- What needs to be done -
According to the passage on The Lord of the Rings, between which two dates was the work first published?

- Extracted text -
* Start *

The title refers to the story's main antagonist, Sauron, the Dark Lord who in an earlier age created the One Ring to rule the other Rings of Power given to Men, Dwarves, and Elves, in his campaign to conquer all of Middle-earth. From homely beginnings in the Shire, a hobbit land reminiscent of the English countryside, the story ranges across Middle-earth, following the quest to destroy the One Ring, seen mainly through the eyes of the hobbits Frodo, Sam, Merry, and Pippin. Aiding Frodo are the Wizard Gandalf, the Men Aragorn and Boromir, the Elf Legolas, and the Dwarf Gimli, who unite in order to rally the Free Peoples of Middle-earth against Sauron's armies and give Frodo a chance to destroy the One Ring in the fire of Mount Doom.

Although often mistakenly called a trilogy, the work was intended by Tolkien to be one volume in a two-volume set along with The Silmarillion. For economic reasons, The Lord of the Rings was first published over the course of a year from 29 July 1954 to 20 October 1955 in three volumes rather than one under the titles The Fellowship of the Ring, The Two Towers, and The Return of the King; The Silmarillion appeared only after the author's death. The work is divided internally into six books, two per volume, with several appendices of background material. These three volumes were later published as a boxed set, and even finally as a single volume, following the author's original intent.

* End *

- Information provided -
* Start *

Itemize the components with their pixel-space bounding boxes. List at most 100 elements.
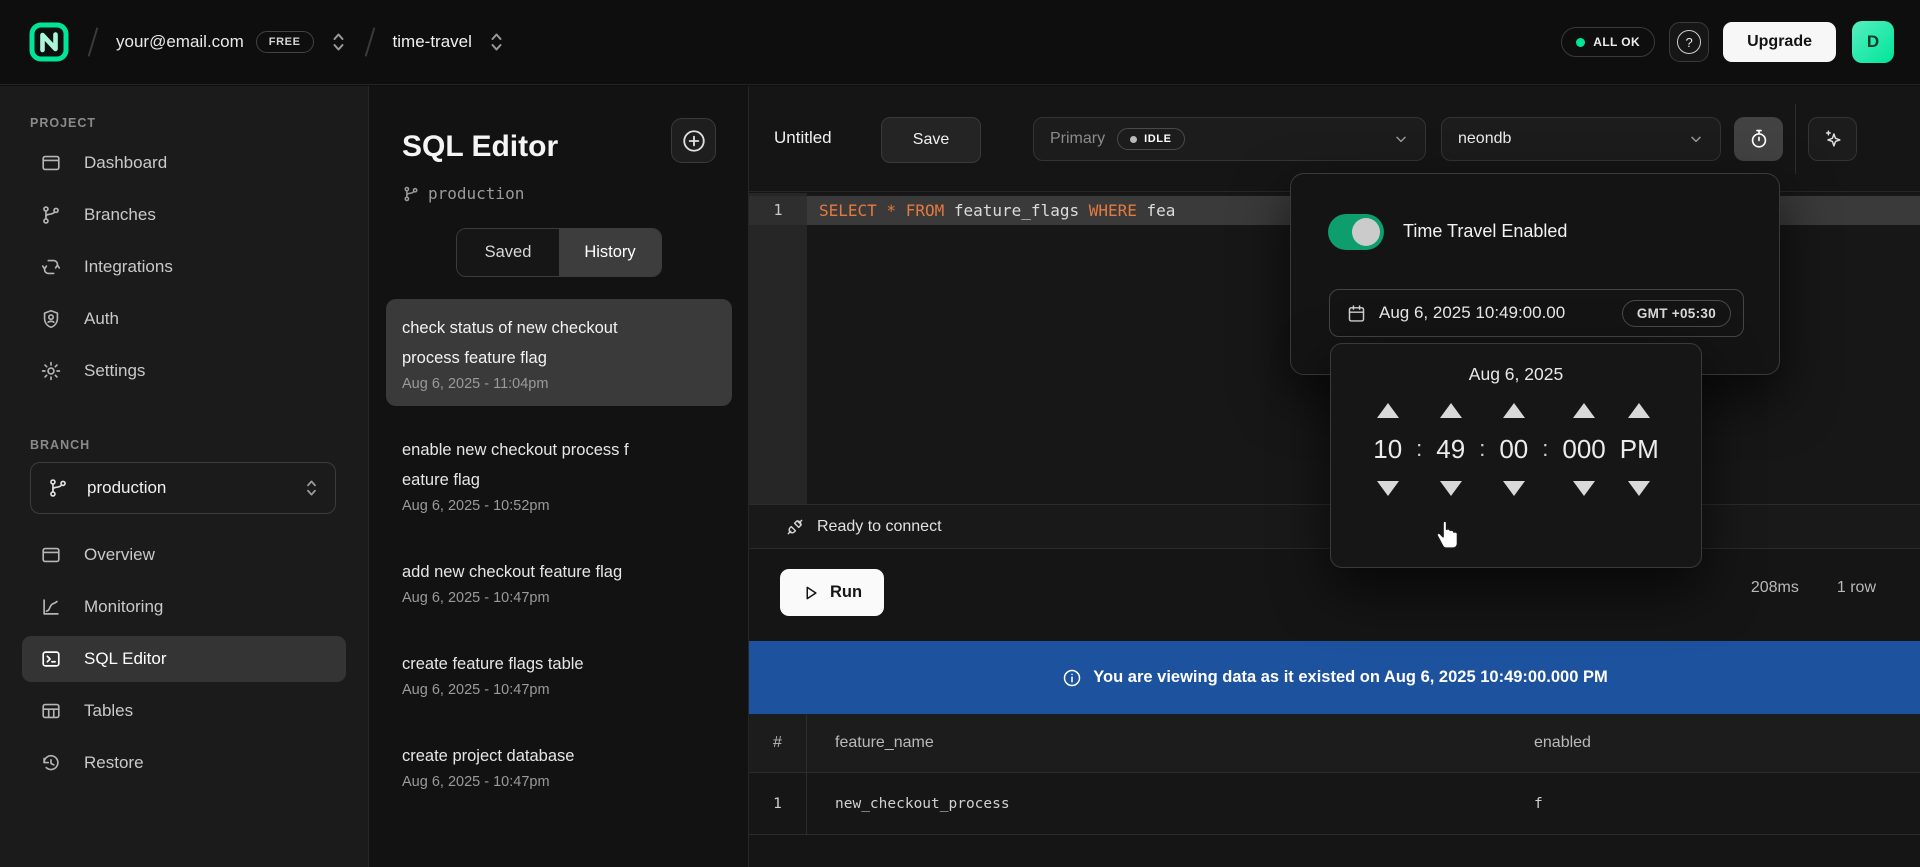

* End *

- Solution to the problem -
From 29 July 1954 to 20 October 1955.